» **Stated task**
Repeat the material exactly as it appears.
begin
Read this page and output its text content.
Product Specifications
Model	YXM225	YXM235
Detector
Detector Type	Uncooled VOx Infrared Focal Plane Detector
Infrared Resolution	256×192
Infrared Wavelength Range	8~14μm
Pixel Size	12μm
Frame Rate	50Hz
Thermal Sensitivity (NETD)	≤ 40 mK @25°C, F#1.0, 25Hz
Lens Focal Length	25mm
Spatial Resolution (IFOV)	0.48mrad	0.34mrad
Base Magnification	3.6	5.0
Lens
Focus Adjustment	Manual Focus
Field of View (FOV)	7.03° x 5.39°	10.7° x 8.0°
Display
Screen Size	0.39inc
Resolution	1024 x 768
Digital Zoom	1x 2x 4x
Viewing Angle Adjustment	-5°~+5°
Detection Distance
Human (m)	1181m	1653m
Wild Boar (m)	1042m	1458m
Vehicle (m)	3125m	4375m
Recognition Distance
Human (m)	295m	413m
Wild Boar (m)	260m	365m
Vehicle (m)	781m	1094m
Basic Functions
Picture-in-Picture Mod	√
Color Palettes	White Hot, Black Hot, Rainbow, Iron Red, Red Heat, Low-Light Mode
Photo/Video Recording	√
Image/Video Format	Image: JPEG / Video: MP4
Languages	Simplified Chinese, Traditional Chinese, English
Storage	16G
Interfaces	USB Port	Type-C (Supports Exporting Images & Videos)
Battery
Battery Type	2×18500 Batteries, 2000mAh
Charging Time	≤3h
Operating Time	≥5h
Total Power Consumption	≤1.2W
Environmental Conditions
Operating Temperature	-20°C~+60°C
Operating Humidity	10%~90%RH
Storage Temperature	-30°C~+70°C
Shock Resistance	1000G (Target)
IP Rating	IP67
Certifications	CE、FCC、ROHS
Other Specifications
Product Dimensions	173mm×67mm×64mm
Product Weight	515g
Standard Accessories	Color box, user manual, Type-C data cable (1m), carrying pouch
end
» **The solution**
Read this page and output its text content.
Product Specifications
Model	YXM225	YXM235
Detector
Detector Type	Uncooled VOx Infrared Focal Plane Detector
Infrared Resolution	256×192
Infrared Wavelength Range	8~14μm
Pixel Size	12μm
Frame Rate	50Hz
Thermal Sensitivity (NETD)	≤ 40 mK @25°C, F#1.0, 25Hz
Lens Focal Length	25mm
Spatial Resolution (IFOV)	0.48mrad	0.34mrad
Base Magnification	3.6	5.0
Lens
Focus Adjustment	Manual Focus
Field of View (FOV)	7.03° x 5.39°	10.7° x 8.0°
Display
Screen Size	0.39inc
Resolution	1024 x 768
Digital Zoom	1x 2x 4x
Viewing Angle Adjustment	-5°~+5°
Detection Distance
Human (m)	1181m	1653m
Wild Boar (m)	1042m	1458m
Vehicle (m)	3125m	4375m
Recognition Distance
Human (m)	295m	413m
Wild Boar (m)	260m	365m
Vehicle (m)	781m	1094m
Basic Functions
Picture-in-Picture Mod	√
Color Palettes	White Hot, Black Hot, Rainbow, Iron Red, Red Heat, Low-Light Mode
Photo/Video Recording	√
Image/Video Format	Image: JPEG / Video: MP4
Languages	Simplified Chinese, Traditional Chinese, English
Storage	16G
Interfaces	USB Port	Type-C (Supports Exporting Images & Videos)
Battery
Battery Type	2×18500 Batteries, 2000mAh
Charging Time	≤3h
Operating Time	≥5h
Total Power Consumption	≤1.2W
Environmental Conditions
Operating Temperature	-20°C~+60°C
Operating Humidity	10%~90%RH
Storage Temperature	-30°C~+70°C
Shock Resistance	1000G (Target)
IP Rating	IP67
Certifications	CE、FCC、ROHS
Other Specifications
Product Dimensions	173mm×67mm×64mm
Product Weight	515g
Standard Accessories	Color box, user manual, Type-C data cable (1m), carrying pouch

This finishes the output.